Set problem:
Write out all entries word for word.
■ ■ ■
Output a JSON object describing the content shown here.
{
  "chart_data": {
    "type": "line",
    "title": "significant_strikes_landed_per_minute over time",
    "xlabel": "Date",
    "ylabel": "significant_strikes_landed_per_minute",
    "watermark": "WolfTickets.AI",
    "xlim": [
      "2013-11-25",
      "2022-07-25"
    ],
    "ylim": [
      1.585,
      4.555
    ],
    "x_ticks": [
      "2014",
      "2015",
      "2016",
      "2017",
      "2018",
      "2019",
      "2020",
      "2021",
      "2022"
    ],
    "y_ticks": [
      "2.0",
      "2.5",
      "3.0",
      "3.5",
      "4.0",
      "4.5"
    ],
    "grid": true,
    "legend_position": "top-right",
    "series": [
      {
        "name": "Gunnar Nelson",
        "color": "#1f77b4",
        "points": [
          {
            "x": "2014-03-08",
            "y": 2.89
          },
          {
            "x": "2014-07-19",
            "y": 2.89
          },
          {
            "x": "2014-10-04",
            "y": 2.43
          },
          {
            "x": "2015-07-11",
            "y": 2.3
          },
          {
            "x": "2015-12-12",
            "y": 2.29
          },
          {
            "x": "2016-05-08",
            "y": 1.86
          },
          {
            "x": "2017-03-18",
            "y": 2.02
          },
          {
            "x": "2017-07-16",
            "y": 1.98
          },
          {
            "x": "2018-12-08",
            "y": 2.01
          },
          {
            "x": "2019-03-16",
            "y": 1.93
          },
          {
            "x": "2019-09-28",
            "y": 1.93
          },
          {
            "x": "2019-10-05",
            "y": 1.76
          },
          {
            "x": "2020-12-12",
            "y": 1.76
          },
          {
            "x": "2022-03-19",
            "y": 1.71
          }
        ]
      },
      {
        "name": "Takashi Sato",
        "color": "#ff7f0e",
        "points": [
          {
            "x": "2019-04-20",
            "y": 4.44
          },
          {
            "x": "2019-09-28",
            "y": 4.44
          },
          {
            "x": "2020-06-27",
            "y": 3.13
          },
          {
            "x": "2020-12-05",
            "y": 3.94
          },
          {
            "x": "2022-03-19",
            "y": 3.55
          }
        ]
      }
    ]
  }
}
■ ■ ■
Answer for this exercise:
Output a JSON object describing the content shown here.
{
  "chart_data": {
    "type": "line",
    "title": "significant_strikes_landed_per_minute over time",
    "xlabel": "Date",
    "ylabel": "significant_strikes_landed_per_minute",
    "watermark": "WolfTickets.AI",
    "xlim": [
      "2013-11-25",
      "2022-07-25"
    ],
    "ylim": [
      1.585,
      4.555
    ],
    "x_ticks": [
      "2014",
      "2015",
      "2016",
      "2017",
      "2018",
      "2019",
      "2020",
      "2021",
      "2022"
    ],
    "y_ticks": [
      "2.0",
      "2.5",
      "3.0",
      "3.5",
      "4.0",
      "4.5"
    ],
    "grid": true,
    "legend_position": "top-right",
    "series": [
      {
        "name": "Gunnar Nelson",
        "color": "#1f77b4",
        "points": [
          {
            "x": "2014-03-08",
            "y": 2.89
          },
          {
            "x": "2014-07-19",
            "y": 2.89
          },
          {
            "x": "2014-10-04",
            "y": 2.43
          },
          {
            "x": "2015-07-11",
            "y": 2.3
          },
          {
            "x": "2015-12-12",
            "y": 2.29
          },
          {
            "x": "2016-05-08",
            "y": 1.86
          },
          {
            "x": "2017-03-18",
            "y": 2.02
          },
          {
            "x": "2017-07-16",
            "y": 1.98
          },
          {
            "x": "2018-12-08",
            "y": 2.01
          },
          {
            "x": "2019-03-16",
            "y": 1.93
          },
          {
            "x": "2019-09-28",
            "y": 1.93
          },
          {
            "x": "2019-10-05",
            "y": 1.76
          },
          {
            "x": "2020-12-12",
            "y": 1.76
          },
          {
            "x": "2022-03-19",
            "y": 1.71
          }
        ]
      },
      {
        "name": "Takashi Sato",
        "color": "#ff7f0e",
        "points": [
          {
            "x": "2019-04-20",
            "y": 4.44
          },
          {
            "x": "2019-09-28",
            "y": 4.44
          },
          {
            "x": "2020-06-27",
            "y": 3.13
          },
          {
            "x": "2020-12-05",
            "y": 3.94
          },
          {
            "x": "2022-03-19",
            "y": 3.55
          }
        ]
      }
    ]
  }
}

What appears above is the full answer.